• [Exercise aim]: Reproduce the data in its entirety, exactly as supplied.

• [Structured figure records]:
»»

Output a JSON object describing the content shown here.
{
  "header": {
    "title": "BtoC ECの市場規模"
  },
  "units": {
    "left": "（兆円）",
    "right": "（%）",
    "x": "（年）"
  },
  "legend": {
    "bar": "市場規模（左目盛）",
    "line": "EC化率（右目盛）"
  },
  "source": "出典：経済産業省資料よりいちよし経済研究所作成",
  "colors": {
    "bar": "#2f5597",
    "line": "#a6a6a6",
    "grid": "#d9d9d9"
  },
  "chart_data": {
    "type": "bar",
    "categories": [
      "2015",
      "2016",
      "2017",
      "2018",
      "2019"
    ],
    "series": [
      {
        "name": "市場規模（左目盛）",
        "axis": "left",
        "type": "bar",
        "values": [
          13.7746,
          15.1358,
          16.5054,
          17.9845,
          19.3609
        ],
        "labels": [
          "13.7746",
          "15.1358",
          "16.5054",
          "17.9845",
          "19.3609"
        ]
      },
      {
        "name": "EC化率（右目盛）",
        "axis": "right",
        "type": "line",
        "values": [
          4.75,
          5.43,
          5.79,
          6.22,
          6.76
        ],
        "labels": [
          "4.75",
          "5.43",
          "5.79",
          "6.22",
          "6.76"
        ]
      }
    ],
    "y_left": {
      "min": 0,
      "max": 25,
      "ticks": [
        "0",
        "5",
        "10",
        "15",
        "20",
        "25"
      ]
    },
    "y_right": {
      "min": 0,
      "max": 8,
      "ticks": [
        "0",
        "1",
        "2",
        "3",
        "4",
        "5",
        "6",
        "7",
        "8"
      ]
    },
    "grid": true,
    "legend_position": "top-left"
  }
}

««

• [Expected answer]:
Output a JSON object describing the content shown here.
{
  "header": {
    "title": "BtoC ECの市場規模"
  },
  "units": {
    "left": "（兆円）",
    "right": "（%）",
    "x": "（年）"
  },
  "legend": {
    "bar": "市場規模（左目盛）",
    "line": "EC化率（右目盛）"
  },
  "source": "出典：経済産業省資料よりいちよし経済研究所作成",
  "colors": {
    "bar": "#2f5597",
    "line": "#a6a6a6",
    "grid": "#d9d9d9"
  },
  "chart_data": {
    "type": "bar",
    "categories": [
      "2015",
      "2016",
      "2017",
      "2018",
      "2019"
    ],
    "series": [
      {
        "name": "市場規模（左目盛）",
        "axis": "left",
        "type": "bar",
        "values": [
          13.7746,
          15.1358,
          16.5054,
          17.9845,
          19.3609
        ],
        "labels": [
          "13.7746",
          "15.1358",
          "16.5054",
          "17.9845",
          "19.3609"
        ]
      },
      {
        "name": "EC化率（右目盛）",
        "axis": "right",
        "type": "line",
        "values": [
          4.75,
          5.43,
          5.79,
          6.22,
          6.76
        ],
        "labels": [
          "4.75",
          "5.43",
          "5.79",
          "6.22",
          "6.76"
        ]
      }
    ],
    "y_left": {
      "min": 0,
      "max": 25,
      "ticks": [
        "0",
        "5",
        "10",
        "15",
        "20",
        "25"
      ]
    },
    "y_right": {
      "min": 0,
      "max": 8,
      "ticks": [
        "0",
        "1",
        "2",
        "3",
        "4",
        "5",
        "6",
        "7",
        "8"
      ]
    },
    "grid": true,
    "legend_position": "top-left"
  }
}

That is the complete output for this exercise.